## Exercise objective
Say how many lines of the material below contain the word "this", with no other words.

** Start of Dataset excerpts **

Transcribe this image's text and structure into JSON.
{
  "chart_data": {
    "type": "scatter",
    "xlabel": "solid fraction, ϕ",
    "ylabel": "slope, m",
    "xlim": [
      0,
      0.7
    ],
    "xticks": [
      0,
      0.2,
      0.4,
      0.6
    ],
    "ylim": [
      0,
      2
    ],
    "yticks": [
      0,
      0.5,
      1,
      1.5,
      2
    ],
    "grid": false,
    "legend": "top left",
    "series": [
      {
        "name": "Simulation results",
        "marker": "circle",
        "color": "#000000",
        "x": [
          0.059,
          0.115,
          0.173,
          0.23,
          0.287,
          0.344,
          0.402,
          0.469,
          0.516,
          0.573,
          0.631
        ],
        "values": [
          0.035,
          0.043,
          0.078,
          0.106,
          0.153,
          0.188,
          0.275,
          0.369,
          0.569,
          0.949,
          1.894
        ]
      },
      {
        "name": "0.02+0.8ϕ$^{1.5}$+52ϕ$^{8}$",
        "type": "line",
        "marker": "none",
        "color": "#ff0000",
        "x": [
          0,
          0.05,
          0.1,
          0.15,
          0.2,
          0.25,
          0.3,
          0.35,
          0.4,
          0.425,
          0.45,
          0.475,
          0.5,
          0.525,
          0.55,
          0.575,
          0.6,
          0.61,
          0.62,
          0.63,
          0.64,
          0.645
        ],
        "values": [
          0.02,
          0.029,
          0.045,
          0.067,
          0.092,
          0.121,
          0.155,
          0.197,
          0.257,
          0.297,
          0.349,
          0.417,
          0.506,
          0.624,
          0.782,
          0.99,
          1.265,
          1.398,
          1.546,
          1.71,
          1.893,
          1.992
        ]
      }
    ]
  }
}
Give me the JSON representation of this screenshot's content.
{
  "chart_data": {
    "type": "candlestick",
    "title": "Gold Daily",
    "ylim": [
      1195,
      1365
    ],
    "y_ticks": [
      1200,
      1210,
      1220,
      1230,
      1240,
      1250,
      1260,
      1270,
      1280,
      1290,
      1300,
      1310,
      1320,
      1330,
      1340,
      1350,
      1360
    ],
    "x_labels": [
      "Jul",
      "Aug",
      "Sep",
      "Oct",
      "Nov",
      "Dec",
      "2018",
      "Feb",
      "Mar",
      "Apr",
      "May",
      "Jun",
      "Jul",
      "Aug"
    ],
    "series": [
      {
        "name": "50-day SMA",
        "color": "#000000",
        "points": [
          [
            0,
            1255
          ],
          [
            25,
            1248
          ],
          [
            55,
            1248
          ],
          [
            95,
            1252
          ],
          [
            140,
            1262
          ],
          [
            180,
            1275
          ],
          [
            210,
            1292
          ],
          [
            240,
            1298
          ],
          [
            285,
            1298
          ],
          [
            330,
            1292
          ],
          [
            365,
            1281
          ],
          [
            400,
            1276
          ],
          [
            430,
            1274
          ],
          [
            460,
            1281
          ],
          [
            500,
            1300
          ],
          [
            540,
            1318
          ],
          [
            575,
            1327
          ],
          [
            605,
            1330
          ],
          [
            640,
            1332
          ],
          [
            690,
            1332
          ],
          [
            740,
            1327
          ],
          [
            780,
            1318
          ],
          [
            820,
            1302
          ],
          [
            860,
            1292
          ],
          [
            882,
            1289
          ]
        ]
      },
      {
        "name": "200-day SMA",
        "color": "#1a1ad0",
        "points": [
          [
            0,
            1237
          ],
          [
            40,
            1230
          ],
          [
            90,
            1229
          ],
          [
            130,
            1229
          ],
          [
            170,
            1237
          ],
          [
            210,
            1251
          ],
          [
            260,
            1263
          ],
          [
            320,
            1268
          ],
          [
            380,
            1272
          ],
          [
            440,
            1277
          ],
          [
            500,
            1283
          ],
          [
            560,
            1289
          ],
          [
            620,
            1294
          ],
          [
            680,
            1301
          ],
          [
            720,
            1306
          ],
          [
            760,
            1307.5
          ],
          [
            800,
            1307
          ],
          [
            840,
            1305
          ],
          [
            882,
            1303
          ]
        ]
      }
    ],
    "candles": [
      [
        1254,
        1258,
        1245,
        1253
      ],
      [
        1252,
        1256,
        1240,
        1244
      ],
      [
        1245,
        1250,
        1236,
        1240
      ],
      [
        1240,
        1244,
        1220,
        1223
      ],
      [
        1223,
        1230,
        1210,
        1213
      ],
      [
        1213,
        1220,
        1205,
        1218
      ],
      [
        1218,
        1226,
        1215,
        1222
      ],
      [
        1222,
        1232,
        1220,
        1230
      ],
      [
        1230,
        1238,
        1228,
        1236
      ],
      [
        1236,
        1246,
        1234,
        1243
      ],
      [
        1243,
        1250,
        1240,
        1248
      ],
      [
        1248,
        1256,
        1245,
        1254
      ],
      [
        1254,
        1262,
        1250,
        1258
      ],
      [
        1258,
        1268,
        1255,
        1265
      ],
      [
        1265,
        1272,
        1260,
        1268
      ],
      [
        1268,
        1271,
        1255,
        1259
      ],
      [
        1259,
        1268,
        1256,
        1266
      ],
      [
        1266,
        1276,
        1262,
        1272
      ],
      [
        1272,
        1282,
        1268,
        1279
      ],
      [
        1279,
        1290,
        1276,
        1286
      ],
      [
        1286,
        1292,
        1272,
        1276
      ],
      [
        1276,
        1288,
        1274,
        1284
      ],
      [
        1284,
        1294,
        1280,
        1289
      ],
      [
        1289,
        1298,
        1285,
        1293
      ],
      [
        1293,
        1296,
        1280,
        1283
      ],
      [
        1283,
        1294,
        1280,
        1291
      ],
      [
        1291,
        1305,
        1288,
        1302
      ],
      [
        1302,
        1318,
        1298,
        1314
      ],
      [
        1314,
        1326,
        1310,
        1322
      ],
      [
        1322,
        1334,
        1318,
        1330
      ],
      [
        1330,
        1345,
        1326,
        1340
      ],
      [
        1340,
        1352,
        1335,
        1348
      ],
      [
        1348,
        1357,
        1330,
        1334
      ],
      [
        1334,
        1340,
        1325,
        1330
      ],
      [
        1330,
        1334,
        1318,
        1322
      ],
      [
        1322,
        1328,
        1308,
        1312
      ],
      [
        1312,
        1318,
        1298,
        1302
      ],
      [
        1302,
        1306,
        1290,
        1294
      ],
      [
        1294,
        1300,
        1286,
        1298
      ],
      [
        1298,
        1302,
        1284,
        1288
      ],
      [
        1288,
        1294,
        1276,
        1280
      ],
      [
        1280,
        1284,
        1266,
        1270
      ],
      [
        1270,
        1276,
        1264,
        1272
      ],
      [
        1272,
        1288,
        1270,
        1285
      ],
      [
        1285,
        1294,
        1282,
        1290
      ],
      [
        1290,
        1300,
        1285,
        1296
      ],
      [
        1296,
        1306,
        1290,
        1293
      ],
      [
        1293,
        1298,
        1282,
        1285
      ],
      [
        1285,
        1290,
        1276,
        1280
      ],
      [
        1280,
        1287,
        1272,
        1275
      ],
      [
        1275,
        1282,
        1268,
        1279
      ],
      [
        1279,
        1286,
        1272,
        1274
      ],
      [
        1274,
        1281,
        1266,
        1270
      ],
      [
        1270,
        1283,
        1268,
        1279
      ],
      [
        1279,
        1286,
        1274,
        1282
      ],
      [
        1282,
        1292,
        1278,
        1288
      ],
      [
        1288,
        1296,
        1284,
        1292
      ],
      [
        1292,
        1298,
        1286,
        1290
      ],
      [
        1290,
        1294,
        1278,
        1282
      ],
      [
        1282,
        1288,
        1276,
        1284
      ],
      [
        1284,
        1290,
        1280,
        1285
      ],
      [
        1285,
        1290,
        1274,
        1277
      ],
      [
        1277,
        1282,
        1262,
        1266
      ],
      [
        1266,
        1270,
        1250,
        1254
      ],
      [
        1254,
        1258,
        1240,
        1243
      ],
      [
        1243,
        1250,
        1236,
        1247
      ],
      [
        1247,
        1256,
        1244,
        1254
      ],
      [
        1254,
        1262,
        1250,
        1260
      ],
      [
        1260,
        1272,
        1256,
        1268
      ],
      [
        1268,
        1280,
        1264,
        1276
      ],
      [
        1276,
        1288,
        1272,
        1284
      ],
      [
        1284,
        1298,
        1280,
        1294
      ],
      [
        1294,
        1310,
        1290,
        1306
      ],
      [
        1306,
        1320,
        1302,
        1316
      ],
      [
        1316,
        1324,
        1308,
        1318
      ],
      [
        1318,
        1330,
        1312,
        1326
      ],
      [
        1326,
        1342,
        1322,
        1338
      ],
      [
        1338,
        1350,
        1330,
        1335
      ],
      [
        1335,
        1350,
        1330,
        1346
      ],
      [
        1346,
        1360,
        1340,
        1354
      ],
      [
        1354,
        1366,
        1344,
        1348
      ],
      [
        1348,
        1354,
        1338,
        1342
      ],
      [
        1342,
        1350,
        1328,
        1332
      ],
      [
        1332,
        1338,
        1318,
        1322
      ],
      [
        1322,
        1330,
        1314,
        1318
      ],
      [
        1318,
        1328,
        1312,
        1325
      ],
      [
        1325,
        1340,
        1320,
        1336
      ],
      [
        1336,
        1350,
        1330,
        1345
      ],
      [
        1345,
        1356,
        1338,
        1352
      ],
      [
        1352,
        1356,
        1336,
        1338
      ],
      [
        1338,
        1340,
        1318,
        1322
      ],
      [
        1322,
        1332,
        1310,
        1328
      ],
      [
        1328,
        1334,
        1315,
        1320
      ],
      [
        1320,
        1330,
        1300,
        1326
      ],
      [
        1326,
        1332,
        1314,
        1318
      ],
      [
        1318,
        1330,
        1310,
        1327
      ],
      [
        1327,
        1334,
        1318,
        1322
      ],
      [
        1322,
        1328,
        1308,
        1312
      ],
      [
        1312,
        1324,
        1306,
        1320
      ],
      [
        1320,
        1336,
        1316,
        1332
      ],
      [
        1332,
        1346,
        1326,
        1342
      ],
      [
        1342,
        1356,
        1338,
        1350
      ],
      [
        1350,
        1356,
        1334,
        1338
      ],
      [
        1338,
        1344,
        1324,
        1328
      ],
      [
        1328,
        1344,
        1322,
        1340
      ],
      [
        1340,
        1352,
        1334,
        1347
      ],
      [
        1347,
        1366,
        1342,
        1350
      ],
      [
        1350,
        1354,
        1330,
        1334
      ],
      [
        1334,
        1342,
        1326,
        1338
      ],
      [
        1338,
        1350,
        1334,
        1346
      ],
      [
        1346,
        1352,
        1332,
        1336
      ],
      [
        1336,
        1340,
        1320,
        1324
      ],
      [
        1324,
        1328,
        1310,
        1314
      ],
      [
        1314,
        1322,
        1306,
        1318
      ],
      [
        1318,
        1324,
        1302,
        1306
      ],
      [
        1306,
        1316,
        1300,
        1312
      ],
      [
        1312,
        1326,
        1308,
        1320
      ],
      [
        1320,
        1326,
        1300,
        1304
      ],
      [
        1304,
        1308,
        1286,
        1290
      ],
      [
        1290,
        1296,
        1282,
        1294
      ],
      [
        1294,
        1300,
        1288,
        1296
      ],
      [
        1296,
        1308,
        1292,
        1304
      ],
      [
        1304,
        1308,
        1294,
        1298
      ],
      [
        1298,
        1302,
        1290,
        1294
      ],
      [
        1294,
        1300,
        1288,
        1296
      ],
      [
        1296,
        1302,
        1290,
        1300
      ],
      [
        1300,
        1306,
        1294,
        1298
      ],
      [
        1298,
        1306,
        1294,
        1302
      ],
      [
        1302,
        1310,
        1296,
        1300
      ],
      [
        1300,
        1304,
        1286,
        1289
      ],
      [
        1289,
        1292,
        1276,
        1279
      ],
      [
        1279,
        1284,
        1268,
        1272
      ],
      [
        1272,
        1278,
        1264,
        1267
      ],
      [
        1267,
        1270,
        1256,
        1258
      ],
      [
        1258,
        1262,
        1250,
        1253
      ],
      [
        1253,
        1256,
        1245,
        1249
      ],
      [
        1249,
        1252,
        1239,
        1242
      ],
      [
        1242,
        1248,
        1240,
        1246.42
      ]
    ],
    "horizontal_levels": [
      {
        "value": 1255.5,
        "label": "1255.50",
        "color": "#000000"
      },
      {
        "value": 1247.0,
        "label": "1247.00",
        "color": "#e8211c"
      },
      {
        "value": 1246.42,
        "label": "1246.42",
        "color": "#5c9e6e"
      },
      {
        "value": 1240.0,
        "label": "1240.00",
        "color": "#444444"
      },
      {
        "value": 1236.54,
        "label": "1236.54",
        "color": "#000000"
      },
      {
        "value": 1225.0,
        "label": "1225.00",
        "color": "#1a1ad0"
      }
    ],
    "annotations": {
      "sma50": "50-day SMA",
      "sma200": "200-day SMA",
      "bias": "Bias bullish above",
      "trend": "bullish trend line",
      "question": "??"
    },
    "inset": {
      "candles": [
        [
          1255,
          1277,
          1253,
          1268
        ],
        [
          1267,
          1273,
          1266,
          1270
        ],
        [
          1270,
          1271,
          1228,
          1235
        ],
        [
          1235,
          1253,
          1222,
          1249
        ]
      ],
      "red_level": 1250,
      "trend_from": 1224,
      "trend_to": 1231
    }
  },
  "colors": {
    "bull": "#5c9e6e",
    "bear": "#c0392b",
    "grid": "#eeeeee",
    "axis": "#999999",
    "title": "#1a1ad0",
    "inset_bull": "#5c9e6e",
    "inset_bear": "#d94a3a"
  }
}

** End of Dataset excerpts **

## The result
2